=== Request ===
Separate out the lines that hold "this".

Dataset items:
______

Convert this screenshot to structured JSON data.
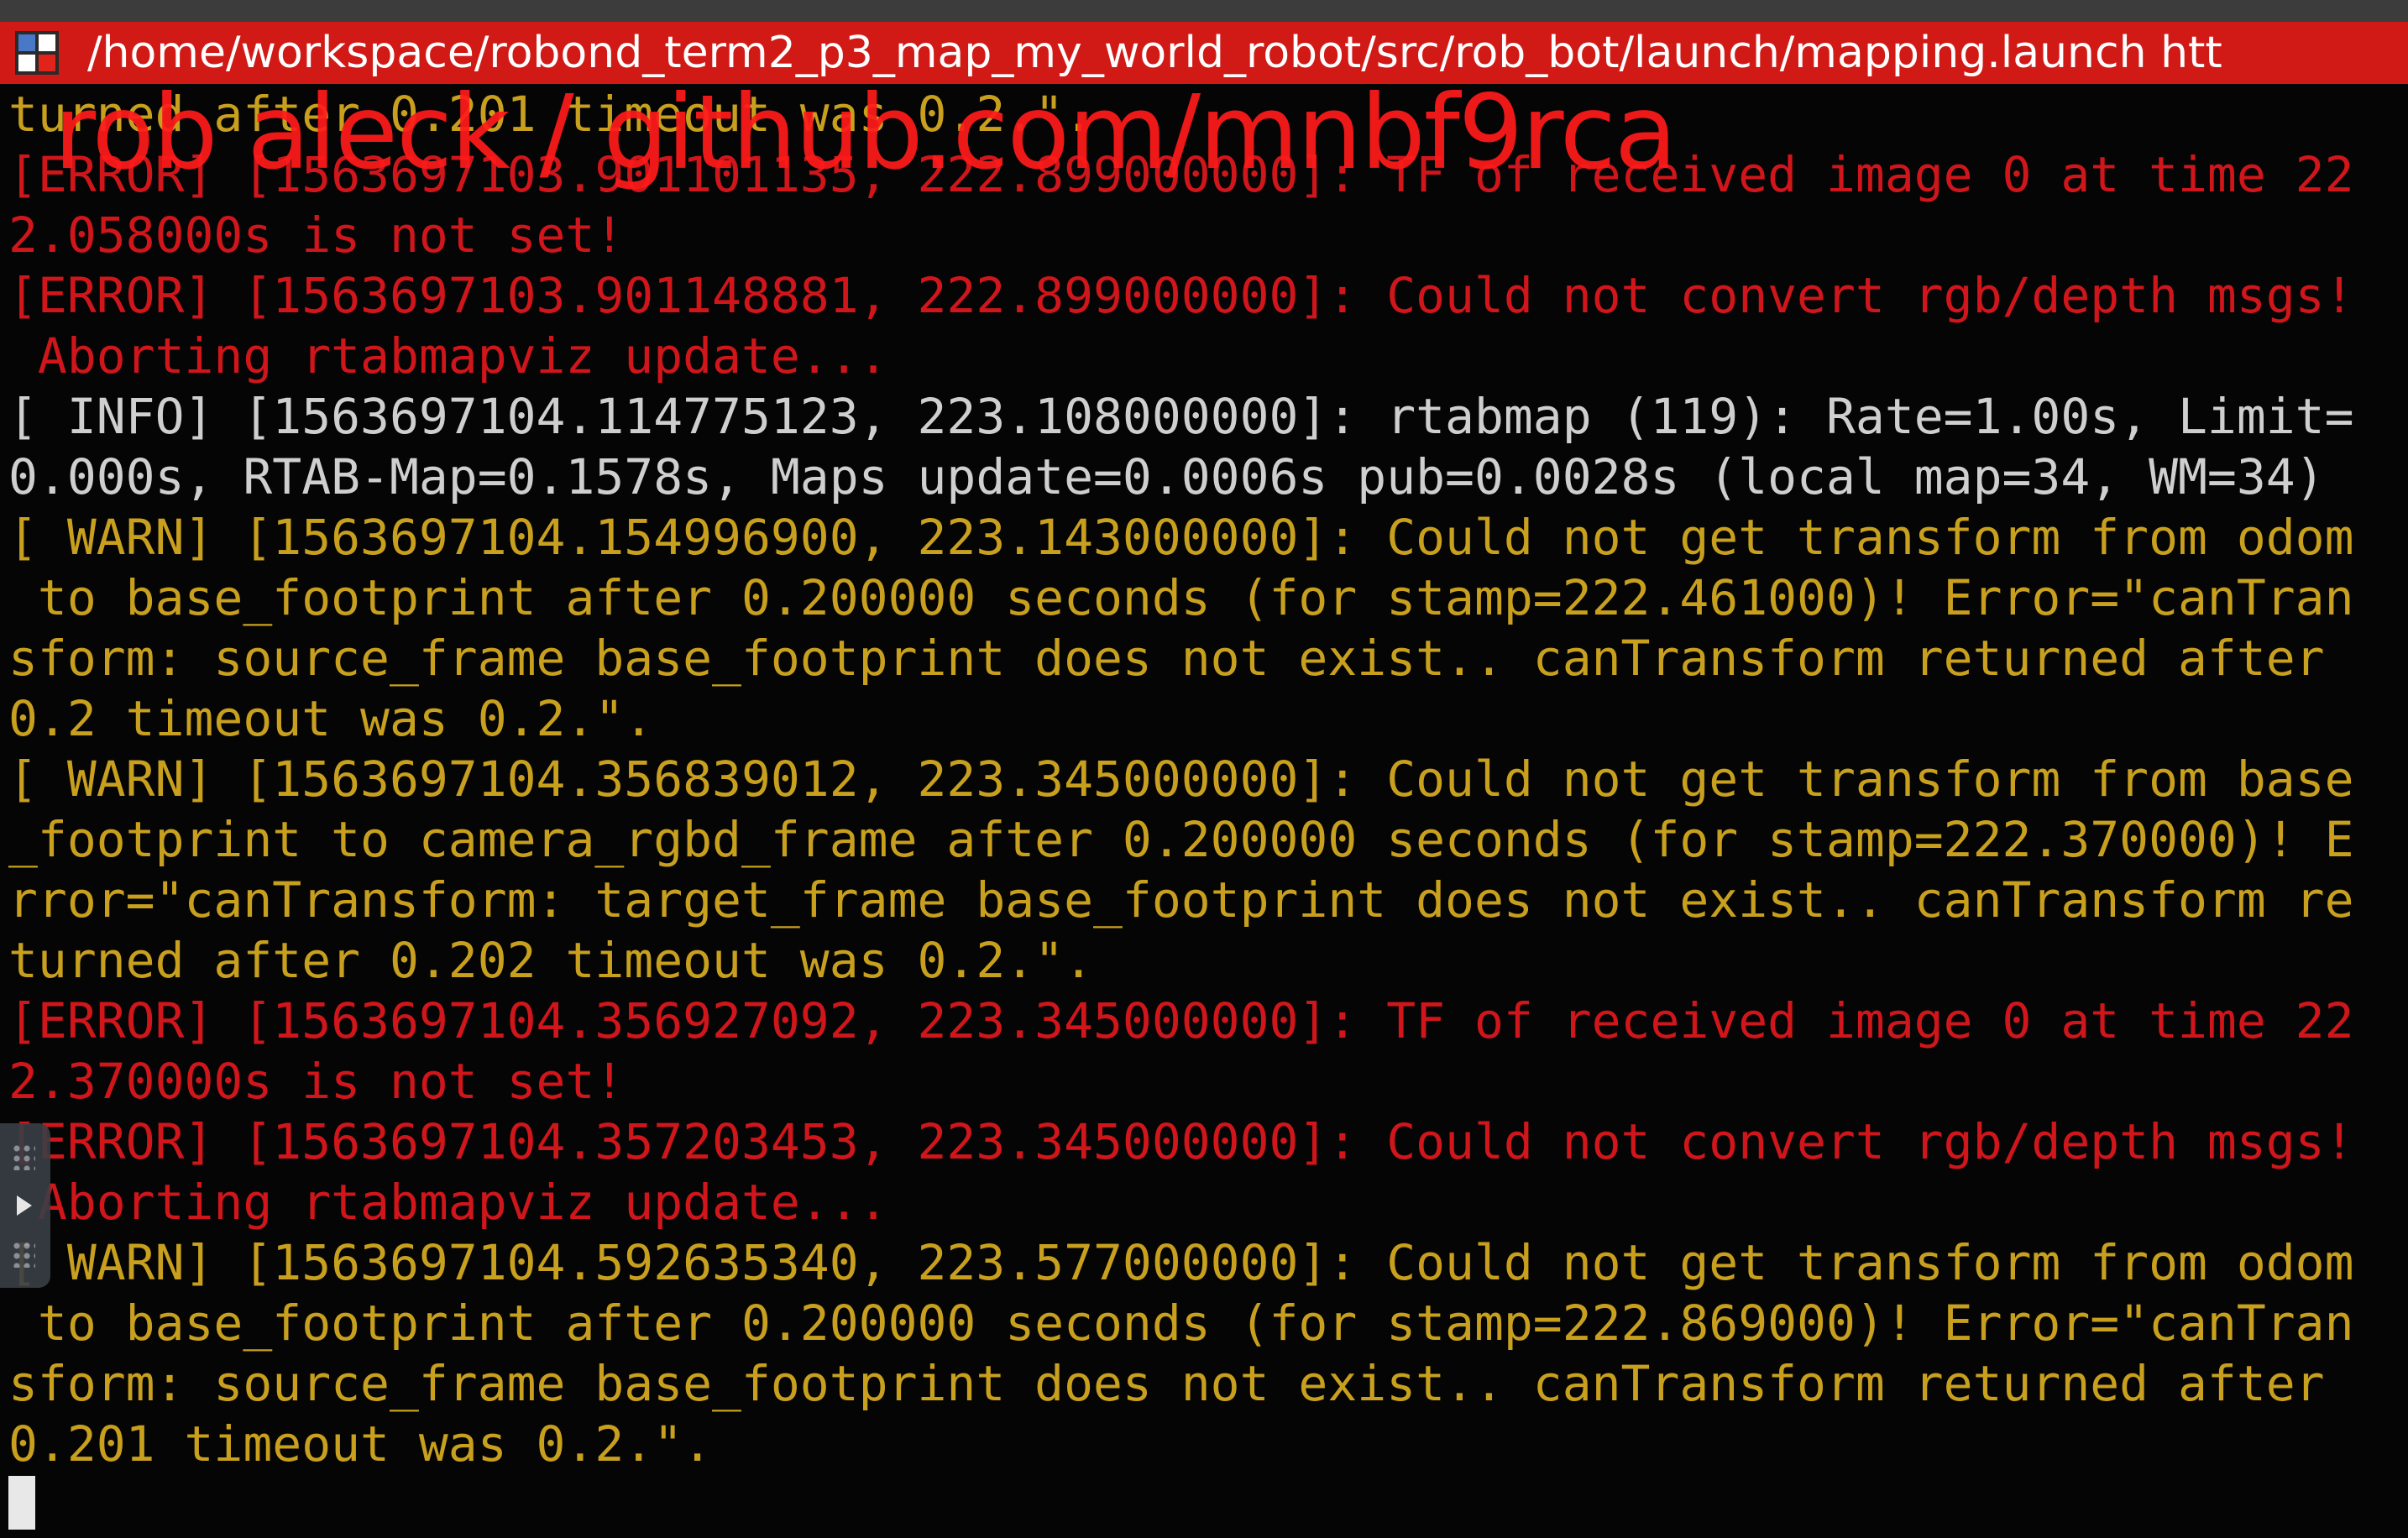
{
  "window": {
    "title": "/home/workspace/robond_term2_p3_map_my_world_robot/src/rob_bot/launch/mapping.launch htt"
  },
  "terminal": {
    "lines": [
      {
        "text": "turned after 0.201 timeout was 0.2.\".",
        "color": "#c8a01e"
      },
      {
        "text": "[ERROR] [1563697103.901101135, 222.899000000]: TF of received image 0 at time 22",
        "color": "#d0161b"
      },
      {
        "text": "2.058000s is not set!",
        "color": "#d0161b"
      },
      {
        "text": "[ERROR] [1563697103.901148881, 222.899000000]: Could not convert rgb/depth msgs!",
        "color": "#d0161b"
      },
      {
        "text": " Aborting rtabmapviz update...",
        "color": "#d0161b"
      },
      {
        "text": "[ INFO] [1563697104.114775123, 223.108000000]: rtabmap (119): Rate=1.00s, Limit=",
        "color": "#cfcfcf"
      },
      {
        "text": "0.000s, RTAB-Map=0.1578s, Maps update=0.0006s pub=0.0028s (local map=34, WM=34)",
        "color": "#cfcfcf"
      },
      {
        "text": "[ WARN] [1563697104.154996900, 223.143000000]: Could not get transform from odom",
        "color": "#c8a01e"
      },
      {
        "text": " to base_footprint after 0.200000 seconds (for stamp=222.461000)! Error=\"canTran",
        "color": "#c8a01e"
      },
      {
        "text": "sform: source_frame base_footprint does not exist.. canTransform returned after",
        "color": "#c8a01e"
      },
      {
        "text": "0.2 timeout was 0.2.\".",
        "color": "#c8a01e"
      },
      {
        "text": "[ WARN] [1563697104.356839012, 223.345000000]: Could not get transform from base",
        "color": "#c8a01e"
      },
      {
        "text": "_footprint to camera_rgbd_frame after 0.200000 seconds (for stamp=222.370000)! E",
        "color": "#c8a01e"
      },
      {
        "text": "rror=\"canTransform: target_frame base_footprint does not exist.. canTransform re",
        "color": "#c8a01e"
      },
      {
        "text": "turned after 0.202 timeout was 0.2.\".",
        "color": "#c8a01e"
      },
      {
        "text": "[ERROR] [1563697104.356927092, 223.345000000]: TF of received image 0 at time 22",
        "color": "#d0161b"
      },
      {
        "text": "2.370000s is not set!",
        "color": "#d0161b"
      },
      {
        "text": "[ERROR] [1563697104.357203453, 223.345000000]: Could not convert rgb/depth msgs!",
        "color": "#d0161b"
      },
      {
        "text": " Aborting rtabmapviz update...",
        "color": "#d0161b"
      },
      {
        "text": "[ WARN] [1563697104.592635340, 223.577000000]: Could not get transform from odom",
        "color": "#c8a01e"
      },
      {
        "text": " to base_footprint after 0.200000 seconds (for stamp=222.869000)! Error=\"canTran",
        "color": "#c8a01e"
      },
      {
        "text": "sform: source_frame base_footprint does not exist.. canTransform returned after",
        "color": "#c8a01e"
      },
      {
        "text": "0.201 timeout was 0.2.\".",
        "color": "#c8a01e"
      }
    ]
  },
  "watermark": {
    "text": "rob aleck / github.com/mnbf9rca"
  },
  "icons": {
    "app": "terminal-app-icon",
    "side_handle": "play-icon"
  },
  "colors": {
    "titlebar": "#d11a16",
    "error": "#d0161b",
    "warn": "#c8a01e",
    "info": "#cfcfcf",
    "background": "#050505"
  }
}
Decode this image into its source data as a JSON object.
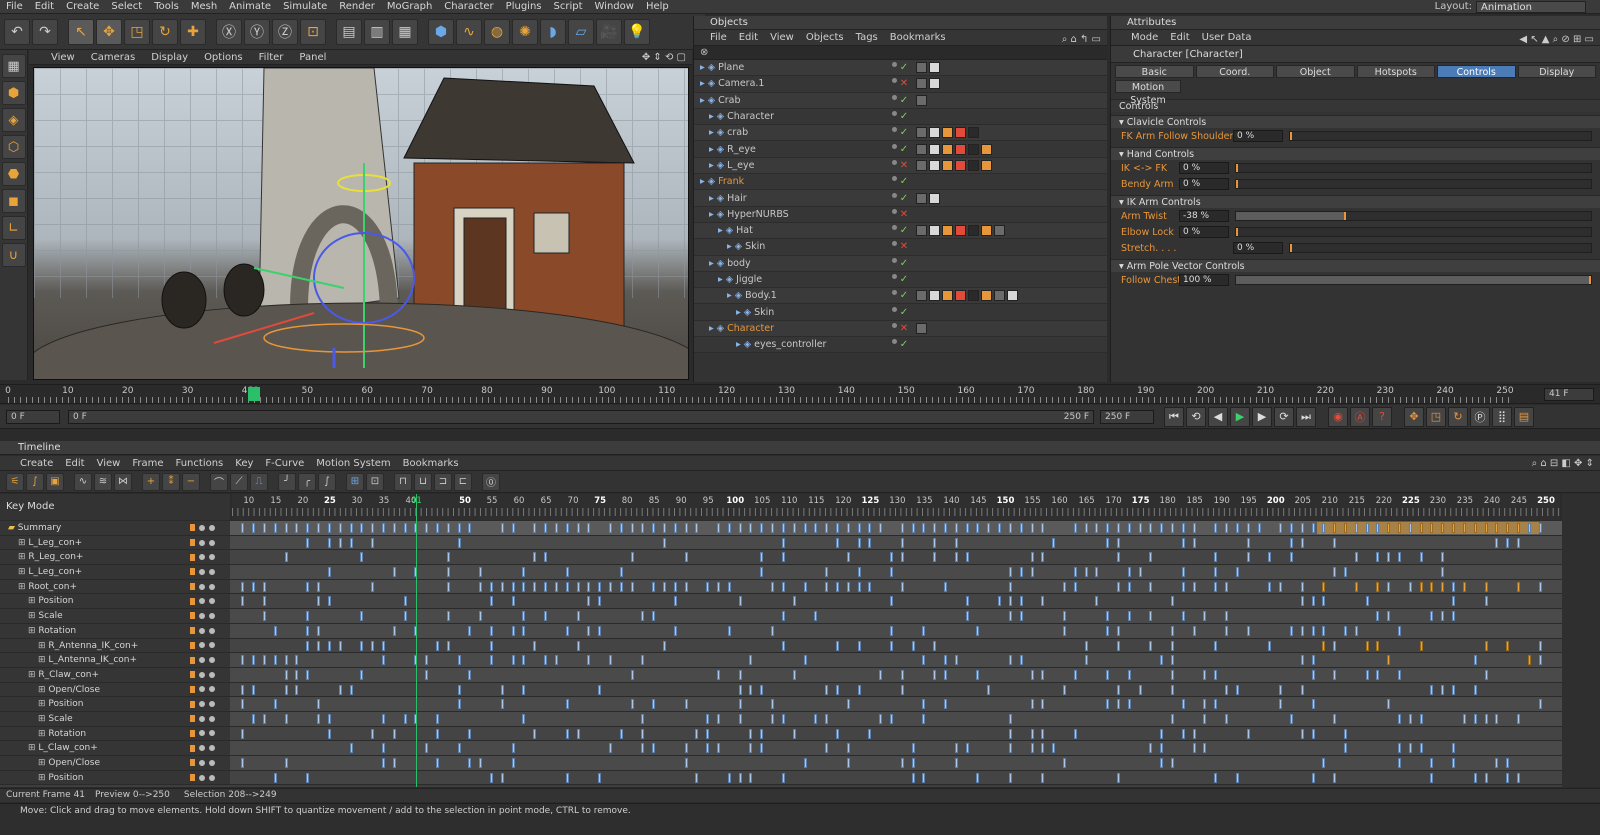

______

=== Result ===
Convert this screenshot to structured JSON data.
Decode this image into its source data as a JSON object.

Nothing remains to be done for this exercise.